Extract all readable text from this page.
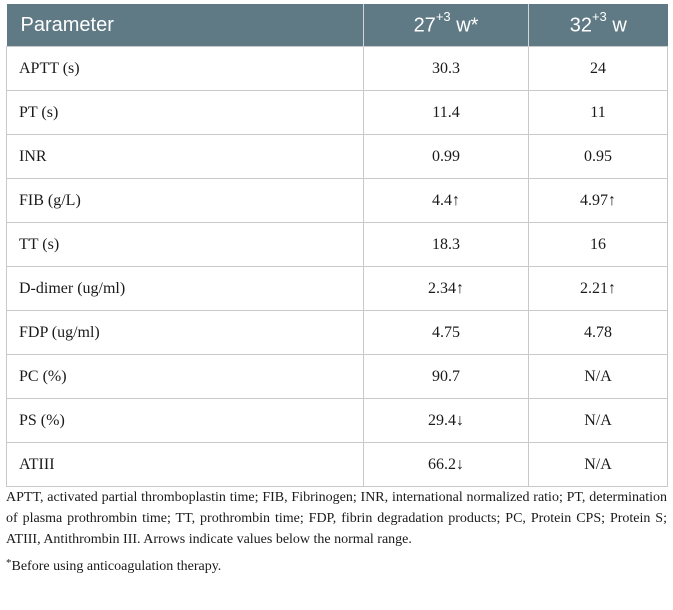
Parameter	$27^{+3}$ w*	$32^{+3}$ w
APTT (s)	30.3	24
PT (s)	11.4	11
INR	0.99	0.95
FIB (g/L)	4.4↑	4.97↑
TT (s)	18.3	16
D-dimer (ug/ml)	2.34↑	2.21↑
FDP (ug/ml)	4.75	4.78
PC (%)	90.7	N/A
PS (%)	29.4↓	N/A
ATIII	66.2↓	N/A

APTT, activated partial thromboplastin time; FIB, Fibrinogen; INR, international normalized ratio; PT, determination of plasma prothrombin time; TT, prothrombin time; FDP, fibrin degradation products; PC, Protein CPS; Protein S; ATIII, Antithrombin III. Arrows indicate values below the normal range.

*Before using anticoagulation therapy.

- - - - - - -

▸ Instructions for the task
Your answer must be the entries written out word for word, without their pictures.

▸ Solution
Extract all readable text from this page.
Parameter	$27^{+3}$ w*	$32^{+3}$ w
APTT (s)	30.3	24
PT (s)	11.4	11
INR	0.99	0.95
FIB (g/L)	4.4↑	4.97↑
TT (s)	18.3	16
D-dimer (ug/ml)	2.34↑	2.21↑
FDP (ug/ml)	4.75	4.78
PC (%)	90.7	N/A
PS (%)	29.4↓	N/A
ATIII	66.2↓	N/A

APTT, activated partial thromboplastin time; FIB, Fibrinogen; INR, international normalized ratio; PT, determination of plasma prothrombin time; TT, prothrombin time; FDP, fibrin degradation products; PC, Protein CPS; Protein S; ATIII, Antithrombin III. Arrows indicate values below the normal range.

*Before using anticoagulation therapy.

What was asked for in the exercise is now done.